══ Data for this exercise ══

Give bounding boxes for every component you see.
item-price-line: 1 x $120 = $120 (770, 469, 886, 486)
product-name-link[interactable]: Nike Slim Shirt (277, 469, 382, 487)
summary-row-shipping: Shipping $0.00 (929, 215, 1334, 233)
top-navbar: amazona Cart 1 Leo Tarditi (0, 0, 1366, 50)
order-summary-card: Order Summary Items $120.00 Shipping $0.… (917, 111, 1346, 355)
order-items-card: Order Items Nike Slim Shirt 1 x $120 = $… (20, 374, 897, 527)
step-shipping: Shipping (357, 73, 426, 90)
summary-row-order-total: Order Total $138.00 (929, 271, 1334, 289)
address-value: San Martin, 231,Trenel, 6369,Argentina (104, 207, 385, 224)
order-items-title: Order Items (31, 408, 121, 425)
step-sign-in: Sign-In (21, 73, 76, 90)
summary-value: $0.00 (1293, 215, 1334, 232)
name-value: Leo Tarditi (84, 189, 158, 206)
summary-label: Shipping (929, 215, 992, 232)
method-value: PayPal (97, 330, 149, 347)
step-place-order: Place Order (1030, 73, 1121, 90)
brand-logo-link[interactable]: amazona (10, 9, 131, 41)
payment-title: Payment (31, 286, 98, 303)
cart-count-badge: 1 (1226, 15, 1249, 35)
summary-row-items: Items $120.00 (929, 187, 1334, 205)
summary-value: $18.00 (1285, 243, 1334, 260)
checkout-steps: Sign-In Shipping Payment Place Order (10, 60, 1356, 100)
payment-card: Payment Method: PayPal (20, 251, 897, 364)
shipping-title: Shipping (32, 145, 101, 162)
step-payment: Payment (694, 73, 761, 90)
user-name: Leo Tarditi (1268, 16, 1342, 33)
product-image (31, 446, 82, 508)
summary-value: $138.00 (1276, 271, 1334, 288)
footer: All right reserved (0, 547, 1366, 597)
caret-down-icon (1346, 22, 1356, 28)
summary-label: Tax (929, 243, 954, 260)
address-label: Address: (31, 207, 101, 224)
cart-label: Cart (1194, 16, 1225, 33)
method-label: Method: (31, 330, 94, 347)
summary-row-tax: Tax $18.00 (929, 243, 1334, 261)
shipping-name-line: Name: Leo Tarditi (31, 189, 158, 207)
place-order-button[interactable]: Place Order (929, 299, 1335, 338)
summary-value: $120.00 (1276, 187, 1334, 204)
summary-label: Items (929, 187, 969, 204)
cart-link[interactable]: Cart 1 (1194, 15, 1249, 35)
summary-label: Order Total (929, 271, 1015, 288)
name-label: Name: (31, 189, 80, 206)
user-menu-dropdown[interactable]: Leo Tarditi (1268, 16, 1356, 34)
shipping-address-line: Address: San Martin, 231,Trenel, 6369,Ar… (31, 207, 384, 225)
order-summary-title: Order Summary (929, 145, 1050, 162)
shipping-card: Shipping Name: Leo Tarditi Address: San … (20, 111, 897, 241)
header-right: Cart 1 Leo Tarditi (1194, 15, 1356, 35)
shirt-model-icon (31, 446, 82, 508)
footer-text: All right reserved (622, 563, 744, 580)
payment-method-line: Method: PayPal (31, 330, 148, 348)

═══

## Exercise task
Rewrite the records above, replacing every "summary-value" with "summary-amount" and keeping everything else the same.

## Problem solution
Give bounding boxes for every component you see.
item-price-line: 1 x $120 = $120 (770, 469, 886, 486)
product-name-link[interactable]: Nike Slim Shirt (277, 469, 382, 487)
summary-row-shipping: Shipping $0.00 (929, 215, 1334, 233)
top-navbar: amazona Cart 1 Leo Tarditi (0, 0, 1366, 50)
order-summary-card: Order Summary Items $120.00 Shipping $0.… (917, 111, 1346, 355)
order-items-card: Order Items Nike Slim Shirt 1 x $120 = $… (20, 374, 897, 527)
step-shipping: Shipping (357, 73, 426, 90)
summary-row-order-total: Order Total $138.00 (929, 271, 1334, 289)
address-value: San Martin, 231,Trenel, 6369,Argentina (104, 207, 385, 224)
order-items-title: Order Items (31, 408, 121, 425)
step-sign-in: Sign-In (21, 73, 76, 90)
summary-amount: $0.00 (1293, 215, 1334, 232)
name-value: Leo Tarditi (84, 189, 158, 206)
summary-label: Shipping (929, 215, 992, 232)
method-value: PayPal (97, 330, 149, 347)
step-place-order: Place Order (1030, 73, 1121, 90)
brand-logo-link[interactable]: amazona (10, 9, 131, 41)
payment-title: Payment (31, 286, 98, 303)
cart-count-badge: 1 (1226, 15, 1249, 35)
summary-row-items: Items $120.00 (929, 187, 1334, 205)
summary-amount: $18.00 (1285, 243, 1334, 260)
checkout-steps: Sign-In Shipping Payment Place Order (10, 60, 1356, 100)
payment-card: Payment Method: PayPal (20, 251, 897, 364)
shipping-title: Shipping (32, 145, 101, 162)
step-payment: Payment (694, 73, 761, 90)
user-name: Leo Tarditi (1268, 16, 1342, 33)
product-image (31, 446, 82, 508)
summary-amount: $138.00 (1276, 271, 1334, 288)
footer: All right reserved (0, 547, 1366, 597)
caret-down-icon (1346, 22, 1356, 28)
summary-label: Tax (929, 243, 954, 260)
address-label: Address: (31, 207, 101, 224)
cart-label: Cart (1194, 16, 1225, 33)
method-label: Method: (31, 330, 94, 347)
summary-row-tax: Tax $18.00 (929, 243, 1334, 261)
shipping-name-line: Name: Leo Tarditi (31, 189, 158, 207)
place-order-button[interactable]: Place Order (929, 299, 1335, 338)
summary-amount: $120.00 (1276, 187, 1334, 204)
summary-label: Items (929, 187, 969, 204)
cart-link[interactable]: Cart 1 (1194, 15, 1249, 35)
summary-label: Order Total (929, 271, 1015, 288)
name-label: Name: (31, 189, 80, 206)
user-menu-dropdown[interactable]: Leo Tarditi (1268, 16, 1356, 34)
shipping-address-line: Address: San Martin, 231,Trenel, 6369,Ar… (31, 207, 384, 225)
order-summary-title: Order Summary (929, 145, 1050, 162)
shipping-card: Shipping Name: Leo Tarditi Address: San … (20, 111, 897, 241)
header-right: Cart 1 Leo Tarditi (1194, 15, 1356, 35)
shirt-model-icon (31, 446, 82, 508)
footer-text: All right reserved (622, 563, 744, 580)
payment-method-line: Method: PayPal (31, 330, 148, 348)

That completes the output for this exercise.